§ DATA SHOWN:

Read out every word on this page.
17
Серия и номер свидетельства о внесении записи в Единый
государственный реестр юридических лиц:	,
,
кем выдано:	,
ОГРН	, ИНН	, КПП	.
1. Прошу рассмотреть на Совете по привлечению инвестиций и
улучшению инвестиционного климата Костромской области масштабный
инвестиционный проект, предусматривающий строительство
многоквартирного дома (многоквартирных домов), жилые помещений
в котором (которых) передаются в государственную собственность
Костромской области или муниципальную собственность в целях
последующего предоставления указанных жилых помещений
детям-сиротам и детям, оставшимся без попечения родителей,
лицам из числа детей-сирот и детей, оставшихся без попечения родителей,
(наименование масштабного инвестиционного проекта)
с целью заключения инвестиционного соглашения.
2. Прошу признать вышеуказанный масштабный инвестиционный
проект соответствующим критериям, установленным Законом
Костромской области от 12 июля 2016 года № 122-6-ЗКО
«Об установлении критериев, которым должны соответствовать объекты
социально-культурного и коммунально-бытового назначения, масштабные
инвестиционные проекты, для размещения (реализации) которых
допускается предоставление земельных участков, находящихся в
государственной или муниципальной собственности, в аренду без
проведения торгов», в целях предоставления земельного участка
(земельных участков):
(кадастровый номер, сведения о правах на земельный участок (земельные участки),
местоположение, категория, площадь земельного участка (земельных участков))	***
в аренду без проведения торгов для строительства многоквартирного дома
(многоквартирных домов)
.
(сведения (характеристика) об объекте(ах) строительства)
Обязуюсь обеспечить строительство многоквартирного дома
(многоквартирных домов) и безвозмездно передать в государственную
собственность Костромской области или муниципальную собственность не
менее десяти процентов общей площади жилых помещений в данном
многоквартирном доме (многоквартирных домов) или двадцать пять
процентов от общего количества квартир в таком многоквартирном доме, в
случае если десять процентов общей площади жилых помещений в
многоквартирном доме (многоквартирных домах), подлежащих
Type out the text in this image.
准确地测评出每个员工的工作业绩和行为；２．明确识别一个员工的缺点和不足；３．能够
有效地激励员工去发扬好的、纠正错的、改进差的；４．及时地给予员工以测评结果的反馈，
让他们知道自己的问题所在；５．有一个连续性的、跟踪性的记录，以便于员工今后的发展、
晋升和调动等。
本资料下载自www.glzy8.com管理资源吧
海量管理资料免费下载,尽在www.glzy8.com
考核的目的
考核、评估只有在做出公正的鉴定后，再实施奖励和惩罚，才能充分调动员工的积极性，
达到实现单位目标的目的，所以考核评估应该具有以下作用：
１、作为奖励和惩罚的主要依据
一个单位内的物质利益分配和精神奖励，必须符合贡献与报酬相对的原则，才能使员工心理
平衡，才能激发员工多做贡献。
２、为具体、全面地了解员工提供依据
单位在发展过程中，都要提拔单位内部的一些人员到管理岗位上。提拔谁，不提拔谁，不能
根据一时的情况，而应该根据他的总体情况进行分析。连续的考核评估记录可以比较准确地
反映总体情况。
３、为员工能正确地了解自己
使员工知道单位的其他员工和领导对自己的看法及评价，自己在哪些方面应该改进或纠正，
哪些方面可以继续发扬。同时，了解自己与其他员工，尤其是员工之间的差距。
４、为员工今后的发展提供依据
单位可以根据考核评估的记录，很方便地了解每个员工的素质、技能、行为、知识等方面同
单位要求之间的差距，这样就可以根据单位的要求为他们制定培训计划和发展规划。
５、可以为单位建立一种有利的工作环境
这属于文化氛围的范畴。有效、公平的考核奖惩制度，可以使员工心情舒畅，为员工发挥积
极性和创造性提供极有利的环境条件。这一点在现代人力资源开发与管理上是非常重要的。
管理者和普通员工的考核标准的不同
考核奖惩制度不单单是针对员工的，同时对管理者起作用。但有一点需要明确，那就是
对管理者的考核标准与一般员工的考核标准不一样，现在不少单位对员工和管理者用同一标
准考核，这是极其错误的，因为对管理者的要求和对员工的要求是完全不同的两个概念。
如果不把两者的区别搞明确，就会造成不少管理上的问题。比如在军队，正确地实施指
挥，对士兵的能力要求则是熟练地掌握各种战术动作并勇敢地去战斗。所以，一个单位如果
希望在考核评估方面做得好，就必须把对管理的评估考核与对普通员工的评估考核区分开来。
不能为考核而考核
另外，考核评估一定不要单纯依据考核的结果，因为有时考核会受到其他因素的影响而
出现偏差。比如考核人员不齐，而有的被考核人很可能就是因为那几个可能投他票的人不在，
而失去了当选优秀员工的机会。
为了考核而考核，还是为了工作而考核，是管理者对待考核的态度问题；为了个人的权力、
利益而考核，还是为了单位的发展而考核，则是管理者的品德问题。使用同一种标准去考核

§ WHAT IS ASKED:
Set out the complete listing exactly as shown.

§ WRITTEN RESPONSE:
Read out every word on this page.
17
Серия и номер свидетельства о внесении записи в Единый
государственный реестр юридических лиц:	,
,
кем выдано:	,
ОГРН	, ИНН	, КПП	.
1. Прошу рассмотреть на Совете по привлечению инвестиций и
улучшению инвестиционного климата Костромской области масштабный
инвестиционный проект, предусматривающий строительство
многоквартирного дома (многоквартирных домов), жилые помещений
в котором (которых) передаются в государственную собственность
Костромской области или муниципальную собственность в целях
последующего предоставления указанных жилых помещений
детям-сиротам и детям, оставшимся без попечения родителей,
лицам из числа детей-сирот и детей, оставшихся без попечения родителей,
(наименование масштабного инвестиционного проекта)
с целью заключения инвестиционного соглашения.
2. Прошу признать вышеуказанный масштабный инвестиционный
проект соответствующим критериям, установленным Законом
Костромской области от 12 июля 2016 года № 122-6-ЗКО
«Об установлении критериев, которым должны соответствовать объекты
социально-культурного и коммунально-бытового назначения, масштабные
инвестиционные проекты, для размещения (реализации) которых
допускается предоставление земельных участков, находящихся в
государственной или муниципальной собственности, в аренду без
проведения торгов», в целях предоставления земельного участка
(земельных участков):
(кадастровый номер, сведения о правах на земельный участок (земельные участки),
местоположение, категория, площадь земельного участка (земельных участков))	***
в аренду без проведения торгов для строительства многоквартирного дома
(многоквартирных домов)
.
(сведения (характеристика) об объекте(ах) строительства)
Обязуюсь обеспечить строительство многоквартирного дома
(многоквартирных домов) и безвозмездно передать в государственную
собственность Костромской области или муниципальную собственность не
менее десяти процентов общей площади жилых помещений в данном
многоквартирном доме (многоквартирных домов) или двадцать пять
процентов от общего количества квартир в таком многоквартирном доме, в
случае если десять процентов общей площади жилых помещений в
многоквартирном доме (многоквартирных домах), подлежащих
Type out the text in this image.
准确地测评出每个员工的工作业绩和行为；２．明确识别一个员工的缺点和不足；３．能够
有效地激励员工去发扬好的、纠正错的、改进差的；４．及时地给予员工以测评结果的反馈，
让他们知道自己的问题所在；５．有一个连续性的、跟踪性的记录，以便于员工今后的发展、
晋升和调动等。
本资料下载自www.glzy8.com管理资源吧
海量管理资料免费下载,尽在www.glzy8.com
考核的目的
考核、评估只有在做出公正的鉴定后，再实施奖励和惩罚，才能充分调动员工的积极性，
达到实现单位目标的目的，所以考核评估应该具有以下作用：
１、作为奖励和惩罚的主要依据
一个单位内的物质利益分配和精神奖励，必须符合贡献与报酬相对的原则，才能使员工心理
平衡，才能激发员工多做贡献。
２、为具体、全面地了解员工提供依据
单位在发展过程中，都要提拔单位内部的一些人员到管理岗位上。提拔谁，不提拔谁，不能
根据一时的情况，而应该根据他的总体情况进行分析。连续的考核评估记录可以比较准确地
反映总体情况。
３、为员工能正确地了解自己
使员工知道单位的其他员工和领导对自己的看法及评价，自己在哪些方面应该改进或纠正，
哪些方面可以继续发扬。同时，了解自己与其他员工，尤其是员工之间的差距。
４、为员工今后的发展提供依据
单位可以根据考核评估的记录，很方便地了解每个员工的素质、技能、行为、知识等方面同
单位要求之间的差距，这样就可以根据单位的要求为他们制定培训计划和发展规划。
５、可以为单位建立一种有利的工作环境
这属于文化氛围的范畴。有效、公平的考核奖惩制度，可以使员工心情舒畅，为员工发挥积
极性和创造性提供极有利的环境条件。这一点在现代人力资源开发与管理上是非常重要的。
管理者和普通员工的考核标准的不同
考核奖惩制度不单单是针对员工的，同时对管理者起作用。但有一点需要明确，那就是
对管理者的考核标准与一般员工的考核标准不一样，现在不少单位对员工和管理者用同一标
准考核，这是极其错误的，因为对管理者的要求和对员工的要求是完全不同的两个概念。
如果不把两者的区别搞明确，就会造成不少管理上的问题。比如在军队，正确地实施指
挥，对士兵的能力要求则是熟练地掌握各种战术动作并勇敢地去战斗。所以，一个单位如果
希望在考核评估方面做得好，就必须把对管理的评估考核与对普通员工的评估考核区分开来。
不能为考核而考核
另外，考核评估一定不要单纯依据考核的结果，因为有时考核会受到其他因素的影响而
出现偏差。比如考核人员不齐，而有的被考核人很可能就是因为那几个可能投他票的人不在，
而失去了当选优秀员工的机会。
为了考核而考核，还是为了工作而考核，是管理者对待考核的态度问题；为了个人的权力、
利益而考核，还是为了单位的发展而考核，则是管理者的品德问题。使用同一种标准去考核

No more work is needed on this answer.